# [WHAT YOU NEED TO DO]
Tell how many lines in these records contain the string "cover", with only the number as the reply.

# [PROVIDED MATERIAL]
- - -
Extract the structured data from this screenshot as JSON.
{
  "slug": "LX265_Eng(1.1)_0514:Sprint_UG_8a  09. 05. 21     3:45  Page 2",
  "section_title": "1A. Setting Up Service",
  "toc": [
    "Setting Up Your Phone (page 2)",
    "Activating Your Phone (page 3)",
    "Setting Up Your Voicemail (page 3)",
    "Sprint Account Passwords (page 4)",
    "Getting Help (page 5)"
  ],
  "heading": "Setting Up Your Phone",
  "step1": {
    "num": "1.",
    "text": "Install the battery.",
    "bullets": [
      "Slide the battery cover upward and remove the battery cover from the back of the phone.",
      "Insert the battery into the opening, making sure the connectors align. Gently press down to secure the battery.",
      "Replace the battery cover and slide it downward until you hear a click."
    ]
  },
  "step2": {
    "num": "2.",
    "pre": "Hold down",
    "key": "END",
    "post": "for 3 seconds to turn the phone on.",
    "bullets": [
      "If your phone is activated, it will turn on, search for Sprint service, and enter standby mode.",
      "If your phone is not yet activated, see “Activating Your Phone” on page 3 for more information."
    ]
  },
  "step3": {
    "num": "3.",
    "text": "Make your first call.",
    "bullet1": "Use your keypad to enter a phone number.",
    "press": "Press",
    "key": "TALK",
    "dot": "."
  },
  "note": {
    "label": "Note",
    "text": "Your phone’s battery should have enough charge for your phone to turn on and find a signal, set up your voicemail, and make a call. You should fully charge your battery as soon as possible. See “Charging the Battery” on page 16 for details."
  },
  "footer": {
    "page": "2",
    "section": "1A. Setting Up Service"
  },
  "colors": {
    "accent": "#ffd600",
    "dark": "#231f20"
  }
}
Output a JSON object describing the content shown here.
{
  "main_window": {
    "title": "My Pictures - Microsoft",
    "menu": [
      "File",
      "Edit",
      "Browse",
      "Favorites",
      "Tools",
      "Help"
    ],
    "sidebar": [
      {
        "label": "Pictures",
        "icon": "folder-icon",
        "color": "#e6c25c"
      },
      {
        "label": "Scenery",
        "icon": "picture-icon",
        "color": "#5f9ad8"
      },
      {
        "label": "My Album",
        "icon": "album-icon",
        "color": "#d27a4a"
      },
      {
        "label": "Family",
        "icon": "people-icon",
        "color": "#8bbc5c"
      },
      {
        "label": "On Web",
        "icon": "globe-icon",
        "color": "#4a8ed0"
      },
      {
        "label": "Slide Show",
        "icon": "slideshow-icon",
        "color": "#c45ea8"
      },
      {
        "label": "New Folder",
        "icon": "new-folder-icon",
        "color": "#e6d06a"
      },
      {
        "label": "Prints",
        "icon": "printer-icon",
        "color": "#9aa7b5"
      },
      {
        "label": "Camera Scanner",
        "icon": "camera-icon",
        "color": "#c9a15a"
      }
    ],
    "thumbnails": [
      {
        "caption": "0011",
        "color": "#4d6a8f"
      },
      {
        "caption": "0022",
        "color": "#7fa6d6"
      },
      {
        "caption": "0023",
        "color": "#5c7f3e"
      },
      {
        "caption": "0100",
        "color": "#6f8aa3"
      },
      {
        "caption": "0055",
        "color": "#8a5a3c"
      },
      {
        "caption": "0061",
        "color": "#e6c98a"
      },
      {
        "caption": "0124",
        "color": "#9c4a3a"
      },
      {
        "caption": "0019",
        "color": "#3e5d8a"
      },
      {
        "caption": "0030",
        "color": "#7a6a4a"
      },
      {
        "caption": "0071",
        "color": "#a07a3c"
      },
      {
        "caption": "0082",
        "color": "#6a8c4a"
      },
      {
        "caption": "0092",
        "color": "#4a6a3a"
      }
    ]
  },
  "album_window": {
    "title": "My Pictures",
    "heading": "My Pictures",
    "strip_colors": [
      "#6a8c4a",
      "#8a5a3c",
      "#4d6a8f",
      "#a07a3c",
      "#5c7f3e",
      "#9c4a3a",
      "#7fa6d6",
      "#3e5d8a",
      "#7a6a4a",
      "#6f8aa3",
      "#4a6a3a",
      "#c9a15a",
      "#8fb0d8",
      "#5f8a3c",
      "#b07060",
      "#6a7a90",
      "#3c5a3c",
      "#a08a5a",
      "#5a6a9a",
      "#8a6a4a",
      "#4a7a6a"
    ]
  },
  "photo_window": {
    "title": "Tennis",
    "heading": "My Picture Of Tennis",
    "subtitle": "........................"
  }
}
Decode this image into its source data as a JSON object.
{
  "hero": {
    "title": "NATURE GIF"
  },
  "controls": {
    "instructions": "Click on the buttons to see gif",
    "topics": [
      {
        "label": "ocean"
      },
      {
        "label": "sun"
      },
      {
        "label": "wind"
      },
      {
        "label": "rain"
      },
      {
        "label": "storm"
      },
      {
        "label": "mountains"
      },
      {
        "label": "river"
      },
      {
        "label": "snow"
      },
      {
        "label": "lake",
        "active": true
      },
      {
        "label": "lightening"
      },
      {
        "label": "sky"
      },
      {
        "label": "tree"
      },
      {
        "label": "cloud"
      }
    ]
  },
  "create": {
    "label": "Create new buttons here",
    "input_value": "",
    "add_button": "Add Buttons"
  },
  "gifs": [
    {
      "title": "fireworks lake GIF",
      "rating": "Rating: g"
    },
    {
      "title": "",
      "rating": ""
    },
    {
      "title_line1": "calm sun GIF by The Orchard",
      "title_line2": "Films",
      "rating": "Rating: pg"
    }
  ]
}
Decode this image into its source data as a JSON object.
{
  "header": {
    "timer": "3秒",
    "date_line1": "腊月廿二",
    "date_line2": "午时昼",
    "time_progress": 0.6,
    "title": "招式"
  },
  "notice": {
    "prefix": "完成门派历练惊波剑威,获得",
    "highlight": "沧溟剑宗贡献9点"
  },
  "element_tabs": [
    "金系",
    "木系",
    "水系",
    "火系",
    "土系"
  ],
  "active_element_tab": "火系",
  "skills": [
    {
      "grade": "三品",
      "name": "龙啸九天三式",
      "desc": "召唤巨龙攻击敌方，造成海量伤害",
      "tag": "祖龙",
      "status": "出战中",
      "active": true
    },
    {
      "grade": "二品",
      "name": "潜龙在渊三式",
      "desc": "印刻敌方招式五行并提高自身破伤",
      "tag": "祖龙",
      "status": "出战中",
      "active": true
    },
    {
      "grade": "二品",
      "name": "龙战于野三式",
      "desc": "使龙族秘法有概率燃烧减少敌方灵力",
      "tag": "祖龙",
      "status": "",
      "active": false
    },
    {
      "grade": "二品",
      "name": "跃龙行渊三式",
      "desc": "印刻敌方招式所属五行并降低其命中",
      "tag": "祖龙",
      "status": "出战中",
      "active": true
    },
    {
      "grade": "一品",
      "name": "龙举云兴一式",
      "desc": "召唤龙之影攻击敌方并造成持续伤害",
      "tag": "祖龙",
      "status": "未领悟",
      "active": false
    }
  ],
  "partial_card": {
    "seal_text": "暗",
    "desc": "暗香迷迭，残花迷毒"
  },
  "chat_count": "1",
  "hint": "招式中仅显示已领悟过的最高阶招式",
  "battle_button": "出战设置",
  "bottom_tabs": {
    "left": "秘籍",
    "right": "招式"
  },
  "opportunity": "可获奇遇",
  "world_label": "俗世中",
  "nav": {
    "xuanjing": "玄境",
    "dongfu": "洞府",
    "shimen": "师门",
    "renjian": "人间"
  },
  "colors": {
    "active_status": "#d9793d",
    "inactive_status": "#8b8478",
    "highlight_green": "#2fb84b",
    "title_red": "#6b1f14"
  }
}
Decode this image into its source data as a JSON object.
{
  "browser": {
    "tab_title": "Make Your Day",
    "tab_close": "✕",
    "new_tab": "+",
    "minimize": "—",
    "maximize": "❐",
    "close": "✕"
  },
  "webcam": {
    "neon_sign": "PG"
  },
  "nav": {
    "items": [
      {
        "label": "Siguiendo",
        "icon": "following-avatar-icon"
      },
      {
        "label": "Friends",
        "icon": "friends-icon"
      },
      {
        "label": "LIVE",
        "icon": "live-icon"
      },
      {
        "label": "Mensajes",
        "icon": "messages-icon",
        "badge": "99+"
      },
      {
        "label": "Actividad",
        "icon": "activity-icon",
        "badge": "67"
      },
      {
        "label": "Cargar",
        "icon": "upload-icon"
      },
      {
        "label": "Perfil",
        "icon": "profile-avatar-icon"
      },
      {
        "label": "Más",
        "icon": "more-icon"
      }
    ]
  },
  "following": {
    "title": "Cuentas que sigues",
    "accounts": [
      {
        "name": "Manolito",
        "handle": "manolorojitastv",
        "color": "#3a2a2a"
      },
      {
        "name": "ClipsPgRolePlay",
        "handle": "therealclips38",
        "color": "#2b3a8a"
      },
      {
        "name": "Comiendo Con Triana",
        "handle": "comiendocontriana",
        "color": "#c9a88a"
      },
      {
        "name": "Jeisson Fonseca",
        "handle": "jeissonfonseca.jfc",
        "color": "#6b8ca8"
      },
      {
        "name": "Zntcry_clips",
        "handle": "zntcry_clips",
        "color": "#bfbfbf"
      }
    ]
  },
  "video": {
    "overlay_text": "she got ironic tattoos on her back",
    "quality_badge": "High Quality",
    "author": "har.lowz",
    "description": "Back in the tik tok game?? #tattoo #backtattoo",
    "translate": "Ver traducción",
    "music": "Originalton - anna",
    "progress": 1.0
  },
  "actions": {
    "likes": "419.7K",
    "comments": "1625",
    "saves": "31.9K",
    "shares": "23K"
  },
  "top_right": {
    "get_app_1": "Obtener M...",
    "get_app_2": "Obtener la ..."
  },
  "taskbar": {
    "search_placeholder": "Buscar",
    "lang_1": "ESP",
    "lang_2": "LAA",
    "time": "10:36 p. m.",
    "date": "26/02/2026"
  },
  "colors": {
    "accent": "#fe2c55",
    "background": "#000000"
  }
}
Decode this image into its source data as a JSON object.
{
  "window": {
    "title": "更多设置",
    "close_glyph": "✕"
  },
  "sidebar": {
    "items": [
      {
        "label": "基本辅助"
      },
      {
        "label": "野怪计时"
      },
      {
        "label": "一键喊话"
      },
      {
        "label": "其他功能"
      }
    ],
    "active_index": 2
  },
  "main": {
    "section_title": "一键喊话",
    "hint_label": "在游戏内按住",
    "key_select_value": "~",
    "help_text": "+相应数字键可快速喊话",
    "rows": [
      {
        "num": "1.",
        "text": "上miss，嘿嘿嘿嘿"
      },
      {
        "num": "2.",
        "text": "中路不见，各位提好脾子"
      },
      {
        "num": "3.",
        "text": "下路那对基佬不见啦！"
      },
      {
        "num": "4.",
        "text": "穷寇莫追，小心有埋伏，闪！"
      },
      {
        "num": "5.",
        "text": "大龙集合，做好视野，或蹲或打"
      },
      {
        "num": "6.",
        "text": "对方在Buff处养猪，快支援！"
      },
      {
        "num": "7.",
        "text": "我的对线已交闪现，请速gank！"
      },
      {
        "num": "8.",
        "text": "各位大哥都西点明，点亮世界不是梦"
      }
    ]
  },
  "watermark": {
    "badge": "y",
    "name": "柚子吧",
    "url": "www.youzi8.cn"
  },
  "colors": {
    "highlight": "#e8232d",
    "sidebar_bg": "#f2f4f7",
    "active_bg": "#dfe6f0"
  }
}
- - -
# [ANSWER IN FULL]
2